**Stated task**
Every record must be transcribed in its entirety, apart from the images, which are to be omitted.

**The records**
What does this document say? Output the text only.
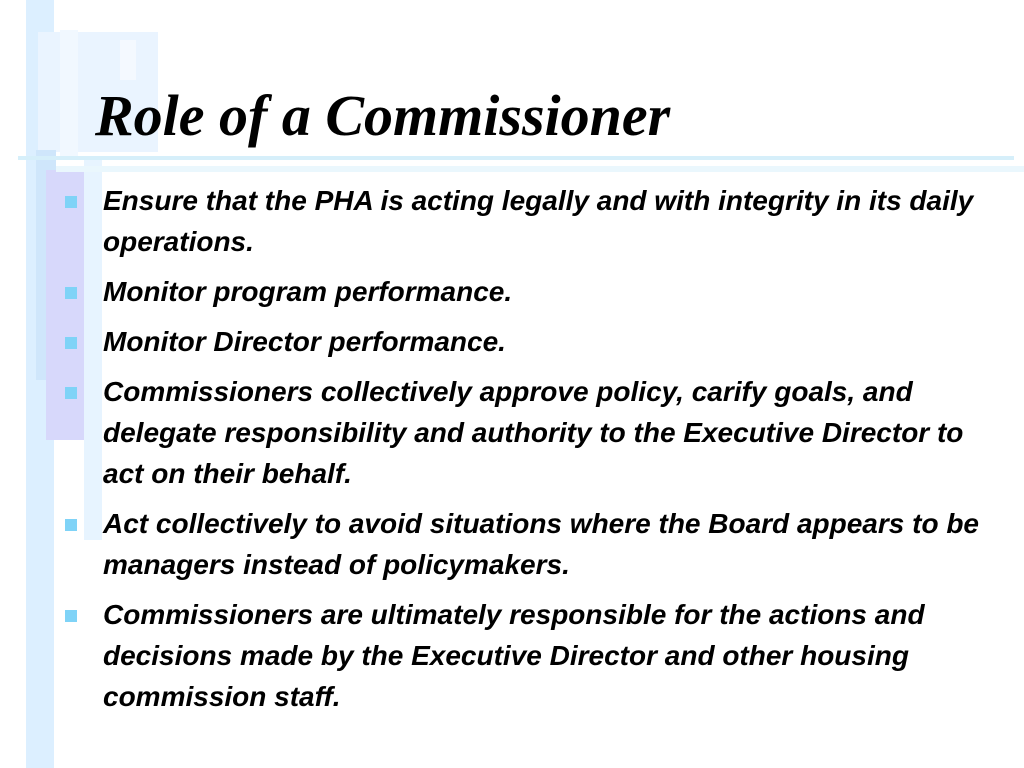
Role of a Commissioner
Ensure that the PHA is acting legally and with integrity in its daily operations.
Monitor program performance.
Monitor Director performance.
Commissioners collectively approve policy, carify goals, and delegate responsibility and authority to the Executive Director to act on their behalf.
Act collectively to avoid situations where the Board appears to be managers instead of policymakers.
Commissioners are ultimately responsible for the actions and decisions made by the Executive Director and other housing commission staff.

**Reply to the task**
What does this document say? Output the text only.
Role of a Commissioner
Ensure that the PHA is acting legally and with integrity in its daily operations.
Monitor program performance.
Monitor Director performance.
Commissioners collectively approve policy, carify goals, and delegate responsibility and authority to the Executive Director to act on their behalf.
Act collectively to avoid situations where the Board appears to be managers instead of policymakers.
Commissioners are ultimately responsible for the actions and decisions made by the Executive Director and other housing commission staff.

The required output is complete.